[start of Data entries]
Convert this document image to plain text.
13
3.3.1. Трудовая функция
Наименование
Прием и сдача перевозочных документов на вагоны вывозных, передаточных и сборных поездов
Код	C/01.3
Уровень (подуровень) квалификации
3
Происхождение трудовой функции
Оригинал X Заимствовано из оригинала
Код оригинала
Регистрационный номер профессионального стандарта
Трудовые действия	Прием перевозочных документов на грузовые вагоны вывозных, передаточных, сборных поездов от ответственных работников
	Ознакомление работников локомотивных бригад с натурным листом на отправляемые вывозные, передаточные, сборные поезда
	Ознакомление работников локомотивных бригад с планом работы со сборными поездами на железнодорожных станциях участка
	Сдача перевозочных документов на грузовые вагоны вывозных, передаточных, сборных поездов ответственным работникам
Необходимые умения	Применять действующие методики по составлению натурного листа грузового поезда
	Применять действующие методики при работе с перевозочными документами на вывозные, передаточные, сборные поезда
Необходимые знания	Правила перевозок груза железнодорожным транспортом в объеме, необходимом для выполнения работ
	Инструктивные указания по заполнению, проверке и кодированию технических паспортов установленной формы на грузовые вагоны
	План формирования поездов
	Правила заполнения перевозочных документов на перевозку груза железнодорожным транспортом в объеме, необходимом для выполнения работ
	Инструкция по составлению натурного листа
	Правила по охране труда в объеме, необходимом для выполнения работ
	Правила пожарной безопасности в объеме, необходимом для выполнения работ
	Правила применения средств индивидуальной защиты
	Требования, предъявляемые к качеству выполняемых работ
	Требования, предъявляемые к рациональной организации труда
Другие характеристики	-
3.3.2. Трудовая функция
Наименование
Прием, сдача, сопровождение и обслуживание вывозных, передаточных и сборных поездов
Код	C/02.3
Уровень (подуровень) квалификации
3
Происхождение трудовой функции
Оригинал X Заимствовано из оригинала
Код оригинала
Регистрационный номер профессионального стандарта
[end of Data entries]
§ Task to complete
Repeat the records exactly, including every line.

§ Output for this task
Convert this document image to plain text.
13
3.3.1. Трудовая функция
Наименование
Прием и сдача перевозочных документов на вагоны вывозных, передаточных и сборных поездов
Код	C/01.3
Уровень (подуровень) квалификации
3
Происхождение трудовой функции
Оригинал X Заимствовано из оригинала
Код оригинала
Регистрационный номер профессионального стандарта
Трудовые действия	Прием перевозочных документов на грузовые вагоны вывозных, передаточных, сборных поездов от ответственных работников
	Ознакомление работников локомотивных бригад с натурным листом на отправляемые вывозные, передаточные, сборные поезда
	Ознакомление работников локомотивных бригад с планом работы со сборными поездами на железнодорожных станциях участка
	Сдача перевозочных документов на грузовые вагоны вывозных, передаточных, сборных поездов ответственным работникам
Необходимые умения	Применять действующие методики по составлению натурного листа грузового поезда
	Применять действующие методики при работе с перевозочными документами на вывозные, передаточные, сборные поезда
Необходимые знания	Правила перевозок груза железнодорожным транспортом в объеме, необходимом для выполнения работ
	Инструктивные указания по заполнению, проверке и кодированию технических паспортов установленной формы на грузовые вагоны
	План формирования поездов
	Правила заполнения перевозочных документов на перевозку груза железнодорожным транспортом в объеме, необходимом для выполнения работ
	Инструкция по составлению натурного листа
	Правила по охране труда в объеме, необходимом для выполнения работ
	Правила пожарной безопасности в объеме, необходимом для выполнения работ
	Правила применения средств индивидуальной защиты
	Требования, предъявляемые к качеству выполняемых работ
	Требования, предъявляемые к рациональной организации труда
Другие характеристики	-
3.3.2. Трудовая функция
Наименование
Прием, сдача, сопровождение и обслуживание вывозных, передаточных и сборных поездов
Код	C/02.3
Уровень (подуровень) квалификации
3
Происхождение трудовой функции
Оригинал X Заимствовано из оригинала
Код оригинала
Регистрационный номер профессионального стандарта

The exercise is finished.